Copy out the whole listing exactly as written, leaving the pictures behind.

RECORDS PROVIDED ▸
__________

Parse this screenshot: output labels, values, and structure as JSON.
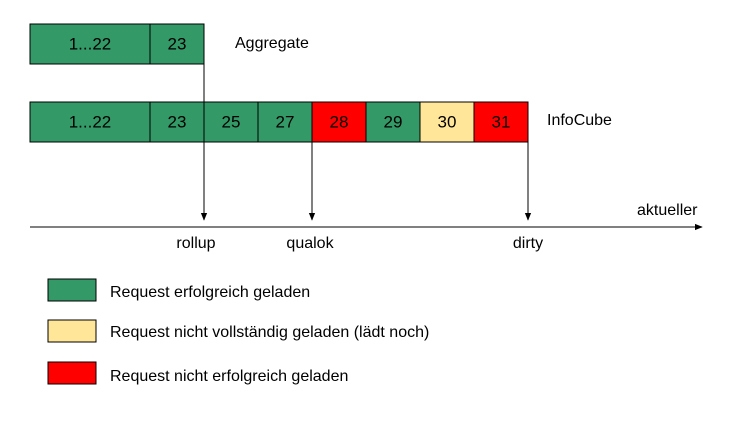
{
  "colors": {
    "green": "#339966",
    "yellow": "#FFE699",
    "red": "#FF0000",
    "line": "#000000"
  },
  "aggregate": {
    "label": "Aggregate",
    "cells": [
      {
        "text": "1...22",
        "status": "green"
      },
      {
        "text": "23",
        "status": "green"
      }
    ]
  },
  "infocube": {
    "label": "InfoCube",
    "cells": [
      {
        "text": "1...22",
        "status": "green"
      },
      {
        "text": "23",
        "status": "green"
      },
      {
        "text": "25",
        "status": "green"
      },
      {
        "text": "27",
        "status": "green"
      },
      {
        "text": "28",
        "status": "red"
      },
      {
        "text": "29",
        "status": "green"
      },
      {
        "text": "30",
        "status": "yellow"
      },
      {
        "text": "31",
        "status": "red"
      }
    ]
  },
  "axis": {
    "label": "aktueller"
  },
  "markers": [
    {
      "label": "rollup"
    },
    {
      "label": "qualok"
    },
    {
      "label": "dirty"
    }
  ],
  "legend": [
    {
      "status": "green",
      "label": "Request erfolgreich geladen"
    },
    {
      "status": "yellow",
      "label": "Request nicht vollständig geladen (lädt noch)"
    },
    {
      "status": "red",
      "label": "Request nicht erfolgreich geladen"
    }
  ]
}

__________

TASK OUTPUT ▸
Parse this screenshot: output labels, values, and structure as JSON.
{
  "colors": {
    "green": "#339966",
    "yellow": "#FFE699",
    "red": "#FF0000",
    "line": "#000000"
  },
  "aggregate": {
    "label": "Aggregate",
    "cells": [
      {
        "text": "1...22",
        "status": "green"
      },
      {
        "text": "23",
        "status": "green"
      }
    ]
  },
  "infocube": {
    "label": "InfoCube",
    "cells": [
      {
        "text": "1...22",
        "status": "green"
      },
      {
        "text": "23",
        "status": "green"
      },
      {
        "text": "25",
        "status": "green"
      },
      {
        "text": "27",
        "status": "green"
      },
      {
        "text": "28",
        "status": "red"
      },
      {
        "text": "29",
        "status": "green"
      },
      {
        "text": "30",
        "status": "yellow"
      },
      {
        "text": "31",
        "status": "red"
      }
    ]
  },
  "axis": {
    "label": "aktueller"
  },
  "markers": [
    {
      "label": "rollup"
    },
    {
      "label": "qualok"
    },
    {
      "label": "dirty"
    }
  ],
  "legend": [
    {
      "status": "green",
      "label": "Request erfolgreich geladen"
    },
    {
      "status": "yellow",
      "label": "Request nicht vollständig geladen (lädt noch)"
    },
    {
      "status": "red",
      "label": "Request nicht erfolgreich geladen"
    }
  ]
}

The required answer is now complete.